▶ _Exercise requirements_: Find every line in the records below that holds the word "NIEMIEC" and copy it.

▶ _Source data_:
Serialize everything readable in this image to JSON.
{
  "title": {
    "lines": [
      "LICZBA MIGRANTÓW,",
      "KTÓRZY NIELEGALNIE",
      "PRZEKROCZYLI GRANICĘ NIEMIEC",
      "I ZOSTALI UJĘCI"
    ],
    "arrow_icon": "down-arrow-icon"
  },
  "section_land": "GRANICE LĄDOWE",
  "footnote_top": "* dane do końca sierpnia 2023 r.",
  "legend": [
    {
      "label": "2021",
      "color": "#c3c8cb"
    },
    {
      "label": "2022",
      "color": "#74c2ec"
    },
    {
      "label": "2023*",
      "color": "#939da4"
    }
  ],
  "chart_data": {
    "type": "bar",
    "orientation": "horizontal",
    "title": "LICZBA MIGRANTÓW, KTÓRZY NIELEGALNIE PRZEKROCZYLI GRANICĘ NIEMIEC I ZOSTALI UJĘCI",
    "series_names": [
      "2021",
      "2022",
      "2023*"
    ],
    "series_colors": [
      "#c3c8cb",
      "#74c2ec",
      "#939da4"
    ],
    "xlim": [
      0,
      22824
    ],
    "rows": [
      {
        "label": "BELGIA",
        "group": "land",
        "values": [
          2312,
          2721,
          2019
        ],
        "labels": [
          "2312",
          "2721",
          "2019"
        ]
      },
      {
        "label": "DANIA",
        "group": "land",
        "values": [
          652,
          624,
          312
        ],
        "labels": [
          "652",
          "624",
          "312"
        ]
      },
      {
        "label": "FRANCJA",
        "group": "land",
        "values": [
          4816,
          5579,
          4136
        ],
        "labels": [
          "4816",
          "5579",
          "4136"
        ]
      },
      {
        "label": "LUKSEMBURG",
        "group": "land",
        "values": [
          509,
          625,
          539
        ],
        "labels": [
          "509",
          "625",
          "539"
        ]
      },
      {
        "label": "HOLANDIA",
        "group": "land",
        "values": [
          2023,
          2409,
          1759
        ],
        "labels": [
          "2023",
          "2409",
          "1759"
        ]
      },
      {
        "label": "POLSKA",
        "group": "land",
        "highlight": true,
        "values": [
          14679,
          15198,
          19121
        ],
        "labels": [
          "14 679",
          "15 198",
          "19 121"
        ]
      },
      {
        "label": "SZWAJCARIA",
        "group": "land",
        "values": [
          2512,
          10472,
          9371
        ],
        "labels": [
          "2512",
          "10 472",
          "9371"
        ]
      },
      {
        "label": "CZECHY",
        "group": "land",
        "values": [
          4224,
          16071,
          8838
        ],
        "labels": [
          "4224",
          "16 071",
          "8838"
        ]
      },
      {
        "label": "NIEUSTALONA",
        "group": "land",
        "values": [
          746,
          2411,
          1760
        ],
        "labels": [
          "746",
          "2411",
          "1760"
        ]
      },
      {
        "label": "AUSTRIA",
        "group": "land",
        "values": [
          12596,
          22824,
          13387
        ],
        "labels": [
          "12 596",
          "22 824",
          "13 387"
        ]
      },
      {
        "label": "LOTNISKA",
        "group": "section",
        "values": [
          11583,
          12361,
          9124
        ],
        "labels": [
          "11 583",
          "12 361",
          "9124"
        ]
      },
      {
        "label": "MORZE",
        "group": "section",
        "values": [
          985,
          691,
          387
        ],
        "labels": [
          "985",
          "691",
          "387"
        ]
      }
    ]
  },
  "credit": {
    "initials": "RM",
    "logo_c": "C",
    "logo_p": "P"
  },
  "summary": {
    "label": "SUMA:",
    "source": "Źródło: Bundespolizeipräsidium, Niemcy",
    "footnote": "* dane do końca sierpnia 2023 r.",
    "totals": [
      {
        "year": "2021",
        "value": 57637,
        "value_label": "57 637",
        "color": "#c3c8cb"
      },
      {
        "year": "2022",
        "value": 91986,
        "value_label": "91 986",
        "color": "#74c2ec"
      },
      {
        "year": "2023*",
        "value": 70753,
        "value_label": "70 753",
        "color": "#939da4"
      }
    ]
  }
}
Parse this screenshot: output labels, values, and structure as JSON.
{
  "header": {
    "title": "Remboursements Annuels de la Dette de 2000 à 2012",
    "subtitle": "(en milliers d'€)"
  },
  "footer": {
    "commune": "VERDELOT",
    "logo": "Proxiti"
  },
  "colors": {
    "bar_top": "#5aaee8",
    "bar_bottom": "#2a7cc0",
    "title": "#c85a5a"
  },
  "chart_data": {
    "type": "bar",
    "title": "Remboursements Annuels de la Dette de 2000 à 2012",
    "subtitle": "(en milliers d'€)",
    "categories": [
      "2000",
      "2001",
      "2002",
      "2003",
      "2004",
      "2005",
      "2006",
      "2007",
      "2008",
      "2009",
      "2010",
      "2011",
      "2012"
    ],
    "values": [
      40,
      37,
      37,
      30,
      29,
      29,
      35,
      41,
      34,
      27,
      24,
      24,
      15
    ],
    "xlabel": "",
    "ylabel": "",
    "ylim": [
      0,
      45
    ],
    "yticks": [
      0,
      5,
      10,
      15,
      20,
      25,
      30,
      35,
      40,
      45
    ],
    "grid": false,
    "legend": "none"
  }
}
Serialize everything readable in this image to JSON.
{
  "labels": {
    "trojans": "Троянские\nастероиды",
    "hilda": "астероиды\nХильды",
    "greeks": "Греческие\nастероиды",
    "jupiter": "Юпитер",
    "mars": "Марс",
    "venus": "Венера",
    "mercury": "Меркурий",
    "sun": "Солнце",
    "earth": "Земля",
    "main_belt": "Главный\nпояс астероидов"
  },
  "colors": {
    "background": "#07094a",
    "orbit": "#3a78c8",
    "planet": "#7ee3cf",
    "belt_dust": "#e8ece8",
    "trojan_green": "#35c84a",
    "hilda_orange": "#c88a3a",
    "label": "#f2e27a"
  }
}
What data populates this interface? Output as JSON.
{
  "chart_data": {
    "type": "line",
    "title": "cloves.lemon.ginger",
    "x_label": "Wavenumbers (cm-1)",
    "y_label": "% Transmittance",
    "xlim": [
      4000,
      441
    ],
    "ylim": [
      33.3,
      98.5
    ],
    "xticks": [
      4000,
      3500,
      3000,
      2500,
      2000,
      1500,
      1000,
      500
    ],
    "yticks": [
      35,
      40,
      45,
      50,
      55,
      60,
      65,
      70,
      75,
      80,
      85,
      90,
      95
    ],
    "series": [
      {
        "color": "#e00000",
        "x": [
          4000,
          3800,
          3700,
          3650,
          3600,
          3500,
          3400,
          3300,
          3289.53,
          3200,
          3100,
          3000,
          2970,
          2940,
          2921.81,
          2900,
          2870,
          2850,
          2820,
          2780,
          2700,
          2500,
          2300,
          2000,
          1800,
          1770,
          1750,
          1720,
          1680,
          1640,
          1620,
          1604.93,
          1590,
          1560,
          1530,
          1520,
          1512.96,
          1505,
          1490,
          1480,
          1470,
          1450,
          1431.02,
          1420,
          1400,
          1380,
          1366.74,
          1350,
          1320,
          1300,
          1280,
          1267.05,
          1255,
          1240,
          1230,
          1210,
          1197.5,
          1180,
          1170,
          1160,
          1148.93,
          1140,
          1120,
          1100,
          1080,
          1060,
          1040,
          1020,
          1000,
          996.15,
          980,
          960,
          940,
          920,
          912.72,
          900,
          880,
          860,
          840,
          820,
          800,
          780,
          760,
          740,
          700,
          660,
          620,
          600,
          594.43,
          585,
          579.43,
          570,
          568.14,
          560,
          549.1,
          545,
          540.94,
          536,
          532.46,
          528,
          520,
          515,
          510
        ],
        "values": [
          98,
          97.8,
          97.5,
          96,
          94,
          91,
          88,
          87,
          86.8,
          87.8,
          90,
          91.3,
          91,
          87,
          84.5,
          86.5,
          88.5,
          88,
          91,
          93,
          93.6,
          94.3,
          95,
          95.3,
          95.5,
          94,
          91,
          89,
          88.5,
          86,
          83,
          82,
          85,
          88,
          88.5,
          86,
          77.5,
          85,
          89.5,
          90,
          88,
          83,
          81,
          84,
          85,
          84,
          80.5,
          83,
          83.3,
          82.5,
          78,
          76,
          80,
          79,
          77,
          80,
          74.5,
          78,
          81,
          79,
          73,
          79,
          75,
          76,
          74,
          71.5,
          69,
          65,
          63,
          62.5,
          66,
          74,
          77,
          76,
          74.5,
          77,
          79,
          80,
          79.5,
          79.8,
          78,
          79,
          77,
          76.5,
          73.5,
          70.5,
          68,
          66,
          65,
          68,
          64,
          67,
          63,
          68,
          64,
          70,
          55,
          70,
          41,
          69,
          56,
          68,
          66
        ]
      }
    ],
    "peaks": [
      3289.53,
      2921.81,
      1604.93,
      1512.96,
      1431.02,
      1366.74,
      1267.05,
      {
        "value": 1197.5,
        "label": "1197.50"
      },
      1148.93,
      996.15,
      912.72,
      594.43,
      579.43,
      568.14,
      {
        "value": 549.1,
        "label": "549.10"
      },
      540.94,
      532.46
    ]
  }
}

▶ _Exercise answer_:
      "PRZEKROCZYLI GRANICĘ NIEMIEC",
    "title": "LICZBA MIGRANTÓW, KTÓRZY NIELEGALNIE PRZEKROCZYLI GRANICĘ NIEMIEC I ZOSTALI UJĘCI",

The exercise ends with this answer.